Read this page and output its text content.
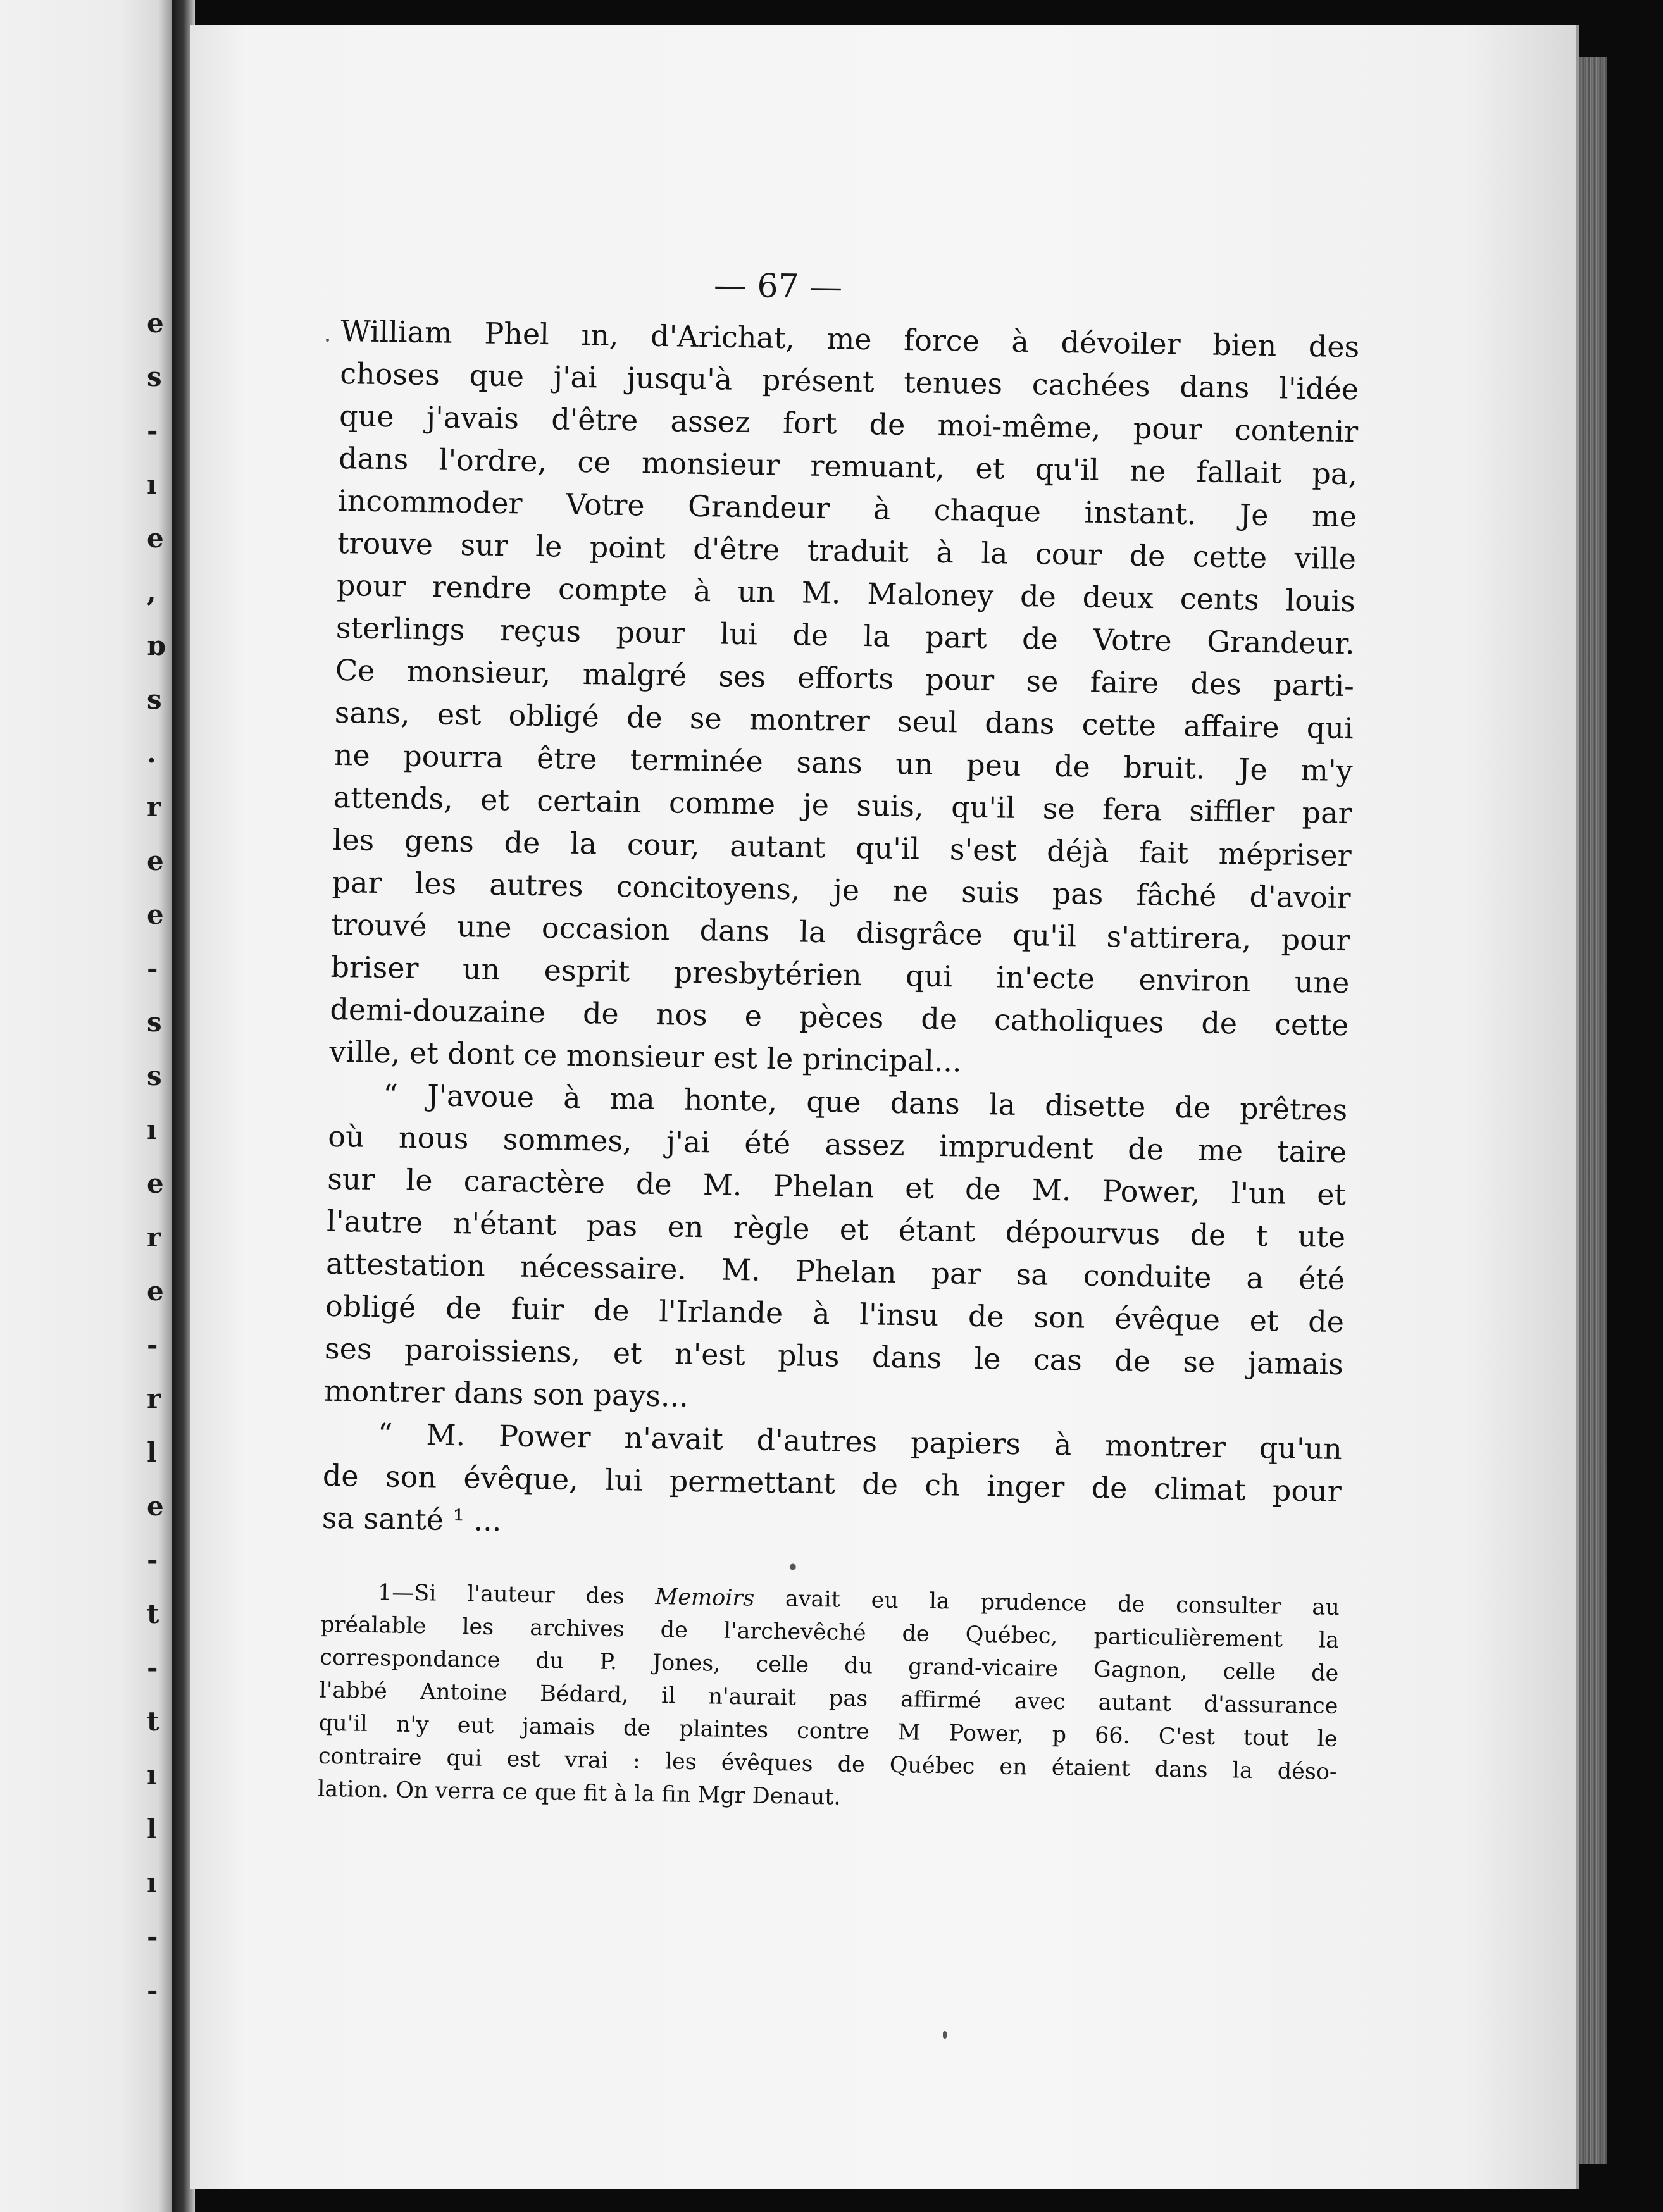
e
s
-
ı
e
,
ɒ
s
.
r
e
e
-
s
s
ı
e
r
e
-
r
l
e
-
t
-
t
ı
l
ı
-
-
— 67 —
William Phel ın, d'Arichat, me force à dévoiler bien des
choses que j'ai jusqu'à présent tenues cachées dans l'idée
que j'avais d'être assez fort de moi-même, pour contenir
dans l'ordre, ce monsieur remuant, et qu'il ne fallait pa,
incommoder Votre Grandeur à chaque instant. Je me
trouve sur le point d'être traduit à la cour de cette ville
pour rendre compte à un M. Maloney de deux cents louis
sterlings reçus pour lui de la part de Votre Grandeur.
Ce monsieur, malgré ses efforts pour se faire des parti-
sans, est obligé de se montrer seul dans cette affaire qui
ne pourra être terminée sans un peu de bruit. Je m'y
attends, et certain comme je suis, qu'il se fera siffler par
les gens de la cour, autant qu'il s'est déjà fait mépriser
par les autres concitoyens, je ne suis pas fâché d'avoir
trouvé une occasion dans la disgrâce qu'il s'attirera, pour
briser un esprit presbytérien qui in'ecte environ une
demi-douzaine de nos e pèces de catholiques de cette
ville, et dont ce monsieur est le principal...
“ J'avoue à ma honte, que dans la disette de prêtres
où nous sommes, j'ai été assez imprudent de me taire
sur le caractère de M. Phelan et de M. Power, l'un et
l'autre n'étant pas en règle et étant dépourvus de t ute
attestation nécessaire. M. Phelan par sa conduite a été
obligé de fuir de l'Irlande à l'insu de son évêque et de
ses paroissiens, et n'est plus dans le cas de se jamais
montrer dans son pays...
“ M. Power n'avait d'autres papiers à montrer qu'un
de son évêque, lui permettant de ch inger de climat pour
sa santé ¹ ...
1—Si l'auteur des Memoirs avait eu la prudence de consulter au
préalable les archives de l'archevêché de Québec, particulièrement la
correspondance du P. Jones, celle du grand-vicaire Gagnon, celle de
l'abbé Antoine Bédard, il n'aurait pas affirmé avec autant d'assurance
qu'il n'y eut jamais de plaintes contre M Power, p 66. C'est tout le
contraire qui est vrai : les évêques de Québec en étaient dans la déso-
lation. On verra ce que fit à la fin Mgr Denaut.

• [REQUEST] Filter the data, keeping only the lines that contain "ville".

• [RESPONSE TO THE TASK]
trouve sur le point d'être traduit à la cour de cette ville
ville, et dont ce monsieur est le principal...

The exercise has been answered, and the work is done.